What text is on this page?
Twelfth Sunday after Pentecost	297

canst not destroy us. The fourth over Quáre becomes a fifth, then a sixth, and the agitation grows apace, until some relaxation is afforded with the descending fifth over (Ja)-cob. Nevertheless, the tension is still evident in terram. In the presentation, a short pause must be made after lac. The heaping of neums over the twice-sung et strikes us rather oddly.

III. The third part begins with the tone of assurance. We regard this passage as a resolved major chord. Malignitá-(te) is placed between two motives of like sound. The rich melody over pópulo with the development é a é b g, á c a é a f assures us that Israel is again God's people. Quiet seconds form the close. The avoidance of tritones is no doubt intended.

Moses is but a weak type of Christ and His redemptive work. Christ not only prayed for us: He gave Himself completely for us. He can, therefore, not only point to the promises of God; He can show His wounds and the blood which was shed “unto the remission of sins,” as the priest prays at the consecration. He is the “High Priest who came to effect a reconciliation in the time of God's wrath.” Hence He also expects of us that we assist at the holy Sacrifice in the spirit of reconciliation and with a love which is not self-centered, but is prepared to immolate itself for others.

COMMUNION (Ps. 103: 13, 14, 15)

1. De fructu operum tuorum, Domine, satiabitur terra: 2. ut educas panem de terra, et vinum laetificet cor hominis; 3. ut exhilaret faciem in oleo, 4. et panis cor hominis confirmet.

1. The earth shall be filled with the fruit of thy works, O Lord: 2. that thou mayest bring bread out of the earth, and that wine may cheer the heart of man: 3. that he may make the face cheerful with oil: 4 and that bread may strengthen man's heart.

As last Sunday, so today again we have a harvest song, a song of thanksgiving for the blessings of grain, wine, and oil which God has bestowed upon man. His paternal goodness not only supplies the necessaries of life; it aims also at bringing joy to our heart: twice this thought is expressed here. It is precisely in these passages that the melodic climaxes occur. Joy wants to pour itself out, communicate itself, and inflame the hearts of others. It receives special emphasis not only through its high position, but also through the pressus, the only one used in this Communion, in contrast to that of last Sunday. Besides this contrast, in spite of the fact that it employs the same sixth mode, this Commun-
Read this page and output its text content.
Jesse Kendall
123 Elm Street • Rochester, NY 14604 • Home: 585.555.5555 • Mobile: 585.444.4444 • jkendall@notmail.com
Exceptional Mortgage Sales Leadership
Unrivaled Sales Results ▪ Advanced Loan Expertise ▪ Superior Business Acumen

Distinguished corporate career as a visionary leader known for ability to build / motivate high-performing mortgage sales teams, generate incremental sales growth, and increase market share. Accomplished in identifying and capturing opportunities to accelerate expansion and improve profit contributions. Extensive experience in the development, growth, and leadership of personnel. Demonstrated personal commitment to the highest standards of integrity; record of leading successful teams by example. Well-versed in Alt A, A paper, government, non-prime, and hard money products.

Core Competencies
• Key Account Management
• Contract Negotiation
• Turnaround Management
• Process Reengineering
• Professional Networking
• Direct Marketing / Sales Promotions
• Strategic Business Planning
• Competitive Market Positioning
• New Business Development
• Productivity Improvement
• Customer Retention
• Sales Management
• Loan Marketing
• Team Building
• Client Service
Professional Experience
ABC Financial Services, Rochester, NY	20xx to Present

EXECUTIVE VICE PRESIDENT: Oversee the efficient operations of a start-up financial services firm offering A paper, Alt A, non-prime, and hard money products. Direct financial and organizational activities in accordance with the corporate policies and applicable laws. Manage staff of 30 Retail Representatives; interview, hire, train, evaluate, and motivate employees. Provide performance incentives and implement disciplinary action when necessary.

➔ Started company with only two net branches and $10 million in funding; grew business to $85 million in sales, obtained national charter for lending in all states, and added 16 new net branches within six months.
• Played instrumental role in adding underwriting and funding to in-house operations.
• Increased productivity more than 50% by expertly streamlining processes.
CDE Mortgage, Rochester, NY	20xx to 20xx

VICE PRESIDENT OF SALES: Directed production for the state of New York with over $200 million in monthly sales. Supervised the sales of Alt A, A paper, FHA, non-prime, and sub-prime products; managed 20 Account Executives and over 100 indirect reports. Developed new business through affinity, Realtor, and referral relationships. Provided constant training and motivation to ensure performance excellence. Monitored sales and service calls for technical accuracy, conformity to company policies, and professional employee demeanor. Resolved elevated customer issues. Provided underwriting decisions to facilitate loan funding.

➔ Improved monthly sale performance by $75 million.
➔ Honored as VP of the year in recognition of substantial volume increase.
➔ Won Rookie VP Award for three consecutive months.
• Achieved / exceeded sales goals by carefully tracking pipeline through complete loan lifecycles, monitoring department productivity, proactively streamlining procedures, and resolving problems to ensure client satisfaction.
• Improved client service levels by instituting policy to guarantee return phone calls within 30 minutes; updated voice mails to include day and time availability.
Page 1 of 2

########################################

* _YOUR TASK_
In the listing above, find the lines holding the word "corporate" and copy them.

* _RESPONSE FOR THIS EXERCISE_
Distinguished corporate career as a visionary leader known for ability to build / motivate high-performing mortgage sales teams, generate incremental sales growth, and increase market share. Accomplished in identifying and capturing opportunities to accelerate expansion and improve profit contributions. Extensive experience in the development, growth, and leadership of personnel. Demonstrated personal commitment to the highest standards of integrity; record of leading successful teams by example. Well-versed in Alt A, A paper, government, non-prime, and hard money products.
EXECUTIVE VICE PRESIDENT: Oversee the efficient operations of a start-up financial services firm offering A paper, Alt A, non-prime, and hard money products. Direct financial and organizational activities in accordance with the corporate policies and applicable laws. Manage staff of 30 Retail Representatives; interview, hire, train, evaluate, and motivate employees. Provide performance incentives and implement disciplinary action when necessary.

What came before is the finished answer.